--- Data shown ---

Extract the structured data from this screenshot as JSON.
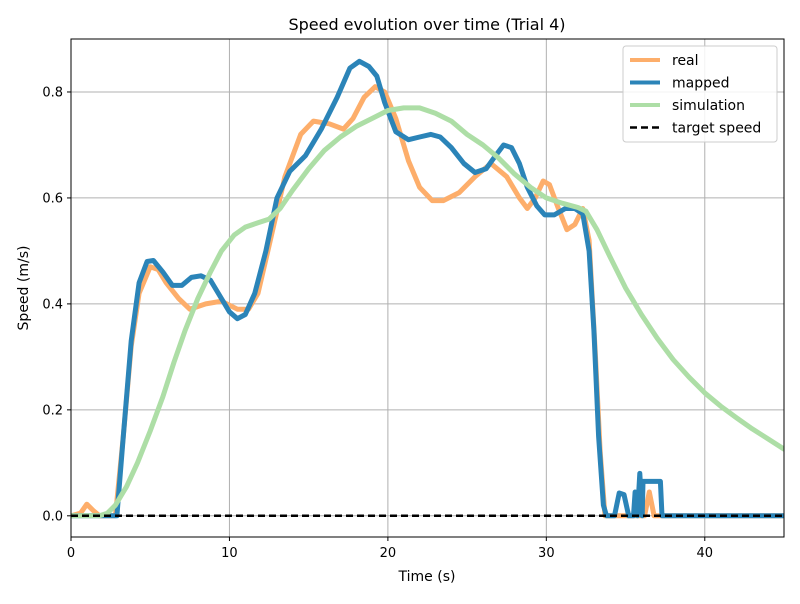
{
  "chart_data": {
    "type": "line",
    "title": "Speed evolution over time (Trial 4)",
    "xlabel": "Time (s)",
    "ylabel": "Speed (m/s)",
    "xlim": [
      0,
      45
    ],
    "ylim": [
      -0.04,
      0.9
    ],
    "x_ticks": [
      0,
      10,
      20,
      30,
      40
    ],
    "y_ticks": [
      0.0,
      0.2,
      0.4,
      0.6,
      0.8
    ],
    "x_tick_labels": [
      "0",
      "10",
      "20",
      "30",
      "40"
    ],
    "y_tick_labels": [
      "0.0",
      "0.2",
      "0.4",
      "0.6",
      "0.8"
    ],
    "grid": true,
    "legend_position": "top-right",
    "series": [
      {
        "name": "real",
        "color": "#fdae6b",
        "points": [
          [
            0,
            0
          ],
          [
            0.6,
            0.005
          ],
          [
            1.0,
            0.022
          ],
          [
            1.4,
            0.01
          ],
          [
            1.8,
            0.0
          ],
          [
            2.8,
            0.0
          ],
          [
            3.3,
            0.15
          ],
          [
            3.8,
            0.32
          ],
          [
            4.3,
            0.42
          ],
          [
            5.0,
            0.47
          ],
          [
            5.5,
            0.465
          ],
          [
            6.0,
            0.44
          ],
          [
            6.8,
            0.41
          ],
          [
            7.5,
            0.39
          ],
          [
            8.5,
            0.4
          ],
          [
            9.5,
            0.405
          ],
          [
            10.5,
            0.39
          ],
          [
            11.2,
            0.39
          ],
          [
            11.8,
            0.42
          ],
          [
            12.5,
            0.51
          ],
          [
            13.5,
            0.64
          ],
          [
            14.5,
            0.72
          ],
          [
            15.3,
            0.745
          ],
          [
            16.3,
            0.74
          ],
          [
            17.2,
            0.73
          ],
          [
            17.8,
            0.75
          ],
          [
            18.5,
            0.79
          ],
          [
            19.2,
            0.81
          ],
          [
            19.8,
            0.8
          ],
          [
            20.5,
            0.75
          ],
          [
            21.3,
            0.67
          ],
          [
            22.0,
            0.62
          ],
          [
            22.8,
            0.595
          ],
          [
            23.5,
            0.595
          ],
          [
            24.5,
            0.61
          ],
          [
            25.5,
            0.64
          ],
          [
            26.5,
            0.665
          ],
          [
            27.5,
            0.64
          ],
          [
            28.3,
            0.6
          ],
          [
            28.8,
            0.58
          ],
          [
            29.3,
            0.6
          ],
          [
            29.8,
            0.632
          ],
          [
            30.2,
            0.625
          ],
          [
            30.7,
            0.585
          ],
          [
            31.3,
            0.54
          ],
          [
            31.8,
            0.55
          ],
          [
            32.3,
            0.58
          ],
          [
            32.7,
            0.52
          ],
          [
            33.1,
            0.3
          ],
          [
            33.4,
            0.12
          ],
          [
            33.7,
            0.0
          ],
          [
            36.2,
            0.0
          ],
          [
            36.5,
            0.045
          ],
          [
            36.8,
            0.0
          ],
          [
            45,
            0.0
          ]
        ]
      },
      {
        "name": "mapped",
        "color": "#2b84b8",
        "points": [
          [
            0,
            0
          ],
          [
            2.9,
            0.0
          ],
          [
            3.3,
            0.15
          ],
          [
            3.8,
            0.33
          ],
          [
            4.3,
            0.44
          ],
          [
            4.8,
            0.48
          ],
          [
            5.2,
            0.482
          ],
          [
            5.8,
            0.46
          ],
          [
            6.4,
            0.435
          ],
          [
            7.0,
            0.435
          ],
          [
            7.6,
            0.45
          ],
          [
            8.2,
            0.453
          ],
          [
            8.8,
            0.445
          ],
          [
            9.5,
            0.41
          ],
          [
            10.0,
            0.385
          ],
          [
            10.5,
            0.372
          ],
          [
            11.0,
            0.38
          ],
          [
            11.6,
            0.42
          ],
          [
            12.3,
            0.5
          ],
          [
            13.0,
            0.6
          ],
          [
            13.8,
            0.65
          ],
          [
            14.8,
            0.68
          ],
          [
            15.8,
            0.73
          ],
          [
            16.8,
            0.79
          ],
          [
            17.6,
            0.845
          ],
          [
            18.2,
            0.858
          ],
          [
            18.8,
            0.848
          ],
          [
            19.3,
            0.83
          ],
          [
            19.8,
            0.78
          ],
          [
            20.5,
            0.725
          ],
          [
            21.3,
            0.71
          ],
          [
            22.0,
            0.715
          ],
          [
            22.7,
            0.72
          ],
          [
            23.3,
            0.715
          ],
          [
            24.0,
            0.695
          ],
          [
            24.8,
            0.665
          ],
          [
            25.5,
            0.648
          ],
          [
            26.2,
            0.655
          ],
          [
            26.8,
            0.68
          ],
          [
            27.3,
            0.7
          ],
          [
            27.8,
            0.695
          ],
          [
            28.3,
            0.665
          ],
          [
            28.8,
            0.62
          ],
          [
            29.4,
            0.585
          ],
          [
            29.9,
            0.568
          ],
          [
            30.5,
            0.568
          ],
          [
            31.2,
            0.58
          ],
          [
            31.8,
            0.58
          ],
          [
            32.3,
            0.57
          ],
          [
            32.7,
            0.5
          ],
          [
            33.0,
            0.35
          ],
          [
            33.3,
            0.15
          ],
          [
            33.6,
            0.02
          ],
          [
            33.8,
            0.0
          ],
          [
            34.3,
            0.0
          ],
          [
            34.6,
            0.043
          ],
          [
            34.9,
            0.04
          ],
          [
            35.2,
            0.0
          ],
          [
            35.5,
            0.0
          ],
          [
            35.6,
            0.045
          ],
          [
            35.75,
            0.0
          ],
          [
            35.9,
            0.08
          ],
          [
            36.05,
            0.0
          ],
          [
            36.1,
            0.065
          ],
          [
            37.2,
            0.065
          ],
          [
            37.3,
            0.0
          ],
          [
            45,
            0.0
          ]
        ]
      },
      {
        "name": "simulation",
        "color": "#addea6",
        "points": [
          [
            0,
            0
          ],
          [
            1.8,
            0.0
          ],
          [
            2.3,
            0.005
          ],
          [
            2.8,
            0.02
          ],
          [
            3.5,
            0.055
          ],
          [
            4.2,
            0.1
          ],
          [
            5.0,
            0.16
          ],
          [
            5.8,
            0.225
          ],
          [
            6.5,
            0.29
          ],
          [
            7.2,
            0.35
          ],
          [
            8.0,
            0.41
          ],
          [
            8.8,
            0.46
          ],
          [
            9.5,
            0.5
          ],
          [
            10.3,
            0.53
          ],
          [
            11.0,
            0.545
          ],
          [
            11.8,
            0.553
          ],
          [
            12.5,
            0.56
          ],
          [
            13.2,
            0.58
          ],
          [
            14.0,
            0.615
          ],
          [
            15.0,
            0.655
          ],
          [
            16.0,
            0.69
          ],
          [
            17.0,
            0.715
          ],
          [
            18.0,
            0.735
          ],
          [
            19.0,
            0.75
          ],
          [
            20.0,
            0.765
          ],
          [
            21.0,
            0.77
          ],
          [
            22.0,
            0.77
          ],
          [
            23.0,
            0.76
          ],
          [
            24.0,
            0.745
          ],
          [
            25.0,
            0.72
          ],
          [
            26.0,
            0.7
          ],
          [
            27.0,
            0.675
          ],
          [
            28.0,
            0.645
          ],
          [
            29.0,
            0.62
          ],
          [
            30.0,
            0.6
          ],
          [
            31.0,
            0.59
          ],
          [
            32.0,
            0.582
          ],
          [
            32.5,
            0.575
          ],
          [
            33.2,
            0.54
          ],
          [
            34.0,
            0.49
          ],
          [
            35.0,
            0.43
          ],
          [
            36.0,
            0.38
          ],
          [
            37.0,
            0.335
          ],
          [
            38.0,
            0.295
          ],
          [
            39.0,
            0.262
          ],
          [
            40.0,
            0.232
          ],
          [
            41.0,
            0.207
          ],
          [
            42.0,
            0.185
          ],
          [
            43.0,
            0.164
          ],
          [
            44.0,
            0.145
          ],
          [
            45.0,
            0.126
          ]
        ]
      },
      {
        "name": "target speed",
        "color": "#000000",
        "dashed": true,
        "points": [
          [
            0,
            0
          ],
          [
            45,
            0
          ]
        ]
      }
    ]
  }
}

---

== Problem ==
Copy out every line that includes the word "name".

== Final result ==
        "name": "real",
        "name": "mapped",
        "name": "simulation",
        "name": "target speed",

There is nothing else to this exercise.